§ **Data provided**:
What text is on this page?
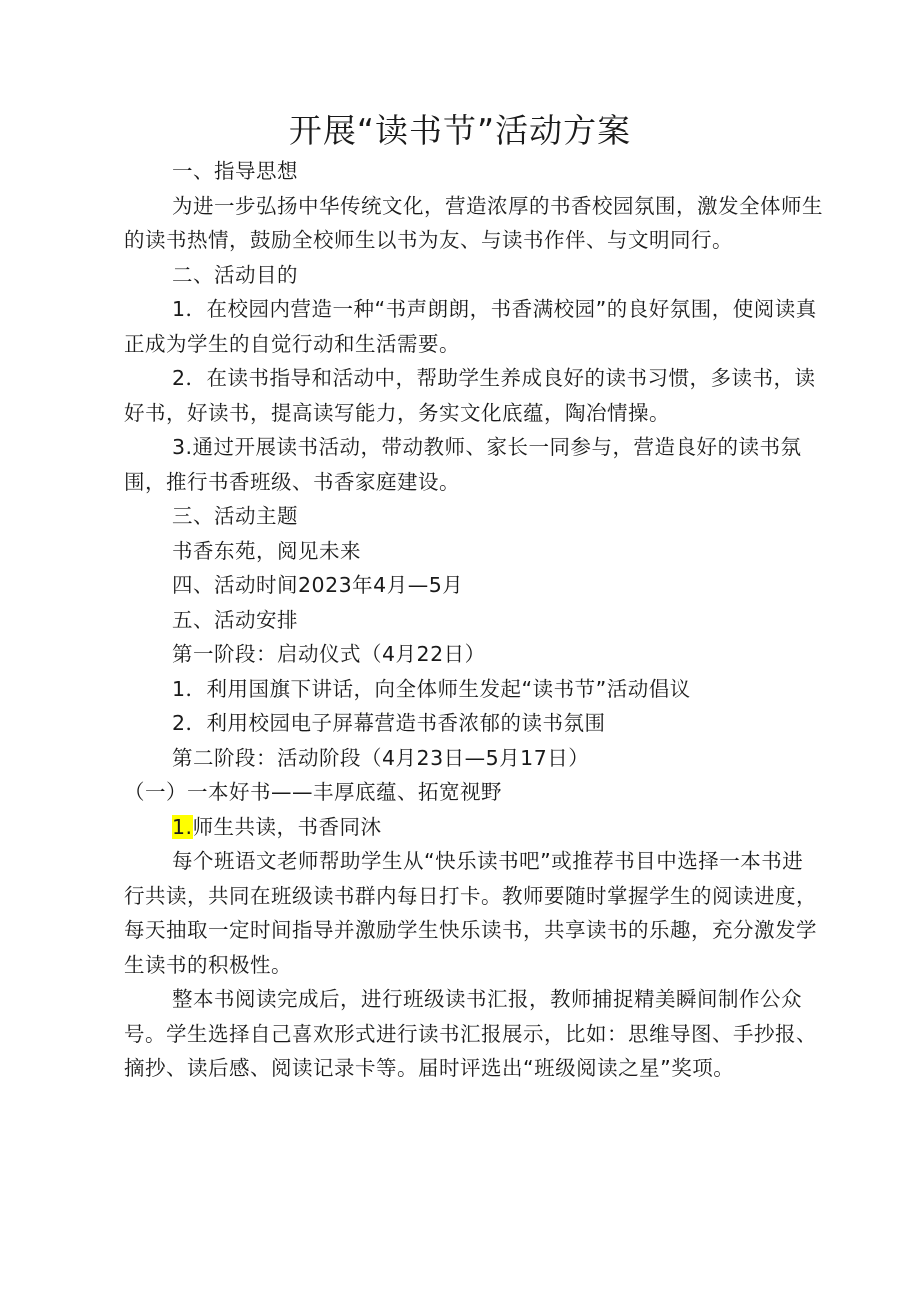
开展“读书节”活动方案

一、指导思想

为进一步弘扬中华传统文化，营造浓厚的书香校园氛围，激发全体师生的读书热情，鼓励全校师生以书为友、与读书作伴、与文明同行。

二、活动目的

1．在校园内营造一种“书声朗朗，书香满校园”的良好氛围，使阅读真正成为学生的自觉行动和生活需要。

2．在读书指导和活动中，帮助学生养成良好的读书习惯，多读书，读好书，好读书，提高读写能力，务实文化底蕴，陶冶情操。

3.通过开展读书活动，带动教师、家长一同参与，营造良好的读书氛围，推行书香班级、书香家庭建设。

三、活动主题

书香东苑，阅见未来

四、活动时间2023年4月—5月

五、活动安排

第一阶段：启动仪式（4月22日）

1．利用国旗下讲话，向全体师生发起“读书节”活动倡议

2．利用校园电子屏幕营造书香浓郁的读书氛围

第二阶段：活动阶段（4月23日—5月17日）

（一）一本好书——丰厚底蕴、拓宽视野

1.师生共读，书香同沐

每个班语文老师帮助学生从“快乐读书吧”或推荐书目中选择一本书进行共读，共同在班级读书群内每日打卡。教师要随时掌握学生的阅读进度，每天抽取一定时间指导并激励学生快乐读书，共享读书的乐趣，充分激发学生读书的积极性。

整本书阅读完成后，进行班级读书汇报，教师捕捉精美瞬间制作公众号。学生选择自己喜欢形式进行读书汇报展示，比如：思维导图、手抄报、摘抄、读后感、阅读记录卡等。届时评选出“班级阅读之星”奖项。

§ **Short exercise**: Write out the listing above exactly as it stands, pictures excluded.

§ **Full answer**:
What text is on this page?
开展“读书节”活动方案

一、指导思想

为进一步弘扬中华传统文化，营造浓厚的书香校园氛围，激发全体师生的读书热情，鼓励全校师生以书为友、与读书作伴、与文明同行。

二、活动目的

1．在校园内营造一种“书声朗朗，书香满校园”的良好氛围，使阅读真正成为学生的自觉行动和生活需要。

2．在读书指导和活动中，帮助学生养成良好的读书习惯，多读书，读好书，好读书，提高读写能力，务实文化底蕴，陶冶情操。

3.通过开展读书活动，带动教师、家长一同参与，营造良好的读书氛围，推行书香班级、书香家庭建设。

三、活动主题

书香东苑，阅见未来

四、活动时间2023年4月—5月

五、活动安排

第一阶段：启动仪式（4月22日）

1．利用国旗下讲话，向全体师生发起“读书节”活动倡议

2．利用校园电子屏幕营造书香浓郁的读书氛围

第二阶段：活动阶段（4月23日—5月17日）

（一）一本好书——丰厚底蕴、拓宽视野

1.师生共读，书香同沐

每个班语文老师帮助学生从“快乐读书吧”或推荐书目中选择一本书进行共读，共同在班级读书群内每日打卡。教师要随时掌握学生的阅读进度，每天抽取一定时间指导并激励学生快乐读书，共享读书的乐趣，充分激发学生读书的积极性。

整本书阅读完成后，进行班级读书汇报，教师捕捉精美瞬间制作公众号。学生选择自己喜欢形式进行读书汇报展示，比如：思维导图、手抄报、摘抄、读后感、阅读记录卡等。届时评选出“班级阅读之星”奖项。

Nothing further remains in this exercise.